Stated exercise. Reproduce the listing verbatim.
------
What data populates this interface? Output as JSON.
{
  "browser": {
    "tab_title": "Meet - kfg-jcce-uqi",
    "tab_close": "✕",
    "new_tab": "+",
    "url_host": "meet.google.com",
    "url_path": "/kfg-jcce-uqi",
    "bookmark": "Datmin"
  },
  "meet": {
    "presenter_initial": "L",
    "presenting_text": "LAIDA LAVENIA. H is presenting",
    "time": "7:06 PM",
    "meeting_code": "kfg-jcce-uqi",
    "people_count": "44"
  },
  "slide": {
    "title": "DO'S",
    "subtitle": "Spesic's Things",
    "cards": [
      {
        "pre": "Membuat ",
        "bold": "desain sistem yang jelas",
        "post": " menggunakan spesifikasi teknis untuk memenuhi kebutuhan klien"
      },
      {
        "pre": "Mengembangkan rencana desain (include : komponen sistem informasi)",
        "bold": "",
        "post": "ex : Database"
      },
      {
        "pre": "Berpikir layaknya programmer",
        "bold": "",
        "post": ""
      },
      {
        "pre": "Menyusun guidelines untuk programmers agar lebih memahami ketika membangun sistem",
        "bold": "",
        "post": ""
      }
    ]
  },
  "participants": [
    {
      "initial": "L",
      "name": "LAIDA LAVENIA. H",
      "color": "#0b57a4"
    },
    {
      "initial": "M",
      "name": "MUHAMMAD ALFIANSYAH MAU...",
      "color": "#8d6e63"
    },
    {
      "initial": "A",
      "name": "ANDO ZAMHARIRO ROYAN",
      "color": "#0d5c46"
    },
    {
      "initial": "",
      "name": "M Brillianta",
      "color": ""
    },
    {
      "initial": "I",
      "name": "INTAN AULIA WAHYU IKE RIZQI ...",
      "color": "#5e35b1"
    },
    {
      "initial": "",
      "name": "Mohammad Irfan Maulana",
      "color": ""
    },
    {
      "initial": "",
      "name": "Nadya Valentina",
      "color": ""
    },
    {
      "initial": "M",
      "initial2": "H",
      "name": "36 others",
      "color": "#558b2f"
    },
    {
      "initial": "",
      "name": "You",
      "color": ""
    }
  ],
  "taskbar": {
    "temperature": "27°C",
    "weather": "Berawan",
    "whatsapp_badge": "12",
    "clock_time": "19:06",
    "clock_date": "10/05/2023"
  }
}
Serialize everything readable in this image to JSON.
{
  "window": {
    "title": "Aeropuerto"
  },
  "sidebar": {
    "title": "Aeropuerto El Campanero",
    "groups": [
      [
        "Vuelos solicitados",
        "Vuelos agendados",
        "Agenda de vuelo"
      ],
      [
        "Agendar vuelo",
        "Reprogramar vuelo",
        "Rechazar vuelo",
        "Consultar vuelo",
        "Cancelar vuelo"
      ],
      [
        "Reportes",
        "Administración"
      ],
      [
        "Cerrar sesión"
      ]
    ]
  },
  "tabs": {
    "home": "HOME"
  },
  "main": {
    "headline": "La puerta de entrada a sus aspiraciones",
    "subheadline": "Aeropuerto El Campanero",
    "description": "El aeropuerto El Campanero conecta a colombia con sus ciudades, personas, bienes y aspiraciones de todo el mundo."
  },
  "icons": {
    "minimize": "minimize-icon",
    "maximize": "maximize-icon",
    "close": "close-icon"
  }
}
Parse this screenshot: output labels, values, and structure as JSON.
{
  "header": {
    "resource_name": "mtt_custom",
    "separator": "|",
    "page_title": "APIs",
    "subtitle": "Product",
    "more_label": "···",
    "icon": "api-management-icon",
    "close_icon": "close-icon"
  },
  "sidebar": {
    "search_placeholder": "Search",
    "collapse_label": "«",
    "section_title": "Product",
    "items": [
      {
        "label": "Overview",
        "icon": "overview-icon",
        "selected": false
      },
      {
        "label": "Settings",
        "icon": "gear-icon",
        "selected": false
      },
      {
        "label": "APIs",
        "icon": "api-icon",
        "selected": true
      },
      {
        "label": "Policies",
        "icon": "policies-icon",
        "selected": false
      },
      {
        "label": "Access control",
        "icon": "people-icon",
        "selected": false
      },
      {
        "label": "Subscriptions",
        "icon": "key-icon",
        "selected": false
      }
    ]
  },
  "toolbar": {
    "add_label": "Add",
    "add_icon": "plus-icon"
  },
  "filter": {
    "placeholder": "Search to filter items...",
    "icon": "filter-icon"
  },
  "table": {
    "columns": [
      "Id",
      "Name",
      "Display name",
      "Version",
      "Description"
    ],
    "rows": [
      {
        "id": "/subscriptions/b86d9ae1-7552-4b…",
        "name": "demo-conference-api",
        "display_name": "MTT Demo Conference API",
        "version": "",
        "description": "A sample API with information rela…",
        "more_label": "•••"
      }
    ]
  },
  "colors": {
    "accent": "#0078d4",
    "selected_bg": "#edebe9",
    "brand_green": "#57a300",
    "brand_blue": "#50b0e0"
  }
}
------
Exercise output.
What data populates this interface? Output as JSON.
{
  "browser": {
    "tab_title": "Meet - kfg-jcce-uqi",
    "tab_close": "✕",
    "new_tab": "+",
    "url_host": "meet.google.com",
    "url_path": "/kfg-jcce-uqi",
    "bookmark": "Datmin"
  },
  "meet": {
    "presenter_initial": "L",
    "presenting_text": "LAIDA LAVENIA. H is presenting",
    "time": "7:06 PM",
    "meeting_code": "kfg-jcce-uqi",
    "people_count": "44"
  },
  "slide": {
    "title": "DO'S",
    "subtitle": "Spesic's Things",
    "cards": [
      {
        "pre": "Membuat ",
        "bold": "desain sistem yang jelas",
        "post": " menggunakan spesifikasi teknis untuk memenuhi kebutuhan klien"
      },
      {
        "pre": "Mengembangkan rencana desain (include : komponen sistem informasi)",
        "bold": "",
        "post": "ex : Database"
      },
      {
        "pre": "Berpikir layaknya programmer",
        "bold": "",
        "post": ""
      },
      {
        "pre": "Menyusun guidelines untuk programmers agar lebih memahami ketika membangun sistem",
        "bold": "",
        "post": ""
      }
    ]
  },
  "participants": [
    {
      "initial": "L",
      "name": "LAIDA LAVENIA. H",
      "color": "#0b57a4"
    },
    {
      "initial": "M",
      "name": "MUHAMMAD ALFIANSYAH MAU...",
      "color": "#8d6e63"
    },
    {
      "initial": "A",
      "name": "ANDO ZAMHARIRO ROYAN",
      "color": "#0d5c46"
    },
    {
      "initial": "",
      "name": "M Brillianta",
      "color": ""
    },
    {
      "initial": "I",
      "name": "INTAN AULIA WAHYU IKE RIZQI ...",
      "color": "#5e35b1"
    },
    {
      "initial": "",
      "name": "Mohammad Irfan Maulana",
      "color": ""
    },
    {
      "initial": "",
      "name": "Nadya Valentina",
      "color": ""
    },
    {
      "initial": "M",
      "initial2": "H",
      "name": "36 others",
      "color": "#558b2f"
    },
    {
      "initial": "",
      "name": "You",
      "color": ""
    }
  ],
  "taskbar": {
    "temperature": "27°C",
    "weather": "Berawan",
    "whatsapp_badge": "12",
    "clock_time": "19:06",
    "clock_date": "10/05/2023"
  }
}
Serialize everything readable in this image to JSON.
{
  "window": {
    "title": "Aeropuerto"
  },
  "sidebar": {
    "title": "Aeropuerto El Campanero",
    "groups": [
      [
        "Vuelos solicitados",
        "Vuelos agendados",
        "Agenda de vuelo"
      ],
      [
        "Agendar vuelo",
        "Reprogramar vuelo",
        "Rechazar vuelo",
        "Consultar vuelo",
        "Cancelar vuelo"
      ],
      [
        "Reportes",
        "Administración"
      ],
      [
        "Cerrar sesión"
      ]
    ]
  },
  "tabs": {
    "home": "HOME"
  },
  "main": {
    "headline": "La puerta de entrada a sus aspiraciones",
    "subheadline": "Aeropuerto El Campanero",
    "description": "El aeropuerto El Campanero conecta a colombia con sus ciudades, personas, bienes y aspiraciones de todo el mundo."
  },
  "icons": {
    "minimize": "minimize-icon",
    "maximize": "maximize-icon",
    "close": "close-icon"
  }
}
Parse this screenshot: output labels, values, and structure as JSON.
{
  "header": {
    "resource_name": "mtt_custom",
    "separator": "|",
    "page_title": "APIs",
    "subtitle": "Product",
    "more_label": "···",
    "icon": "api-management-icon",
    "close_icon": "close-icon"
  },
  "sidebar": {
    "search_placeholder": "Search",
    "collapse_label": "«",
    "section_title": "Product",
    "items": [
      {
        "label": "Overview",
        "icon": "overview-icon",
        "selected": false
      },
      {
        "label": "Settings",
        "icon": "gear-icon",
        "selected": false
      },
      {
        "label": "APIs",
        "icon": "api-icon",
        "selected": true
      },
      {
        "label": "Policies",
        "icon": "policies-icon",
        "selected": false
      },
      {
        "label": "Access control",
        "icon": "people-icon",
        "selected": false
      },
      {
        "label": "Subscriptions",
        "icon": "key-icon",
        "selected": false
      }
    ]
  },
  "toolbar": {
    "add_label": "Add",
    "add_icon": "plus-icon"
  },
  "filter": {
    "placeholder": "Search to filter items...",
    "icon": "filter-icon"
  },
  "table": {
    "columns": [
      "Id",
      "Name",
      "Display name",
      "Version",
      "Description"
    ],
    "rows": [
      {
        "id": "/subscriptions/b86d9ae1-7552-4b…",
        "name": "demo-conference-api",
        "display_name": "MTT Demo Conference API",
        "version": "",
        "description": "A sample API with information rela…",
        "more_label": "•••"
      }
    ]
  },
  "colors": {
    "accent": "#0078d4",
    "selected_bg": "#edebe9",
    "brand_green": "#57a300",
    "brand_blue": "#50b0e0"
  }
}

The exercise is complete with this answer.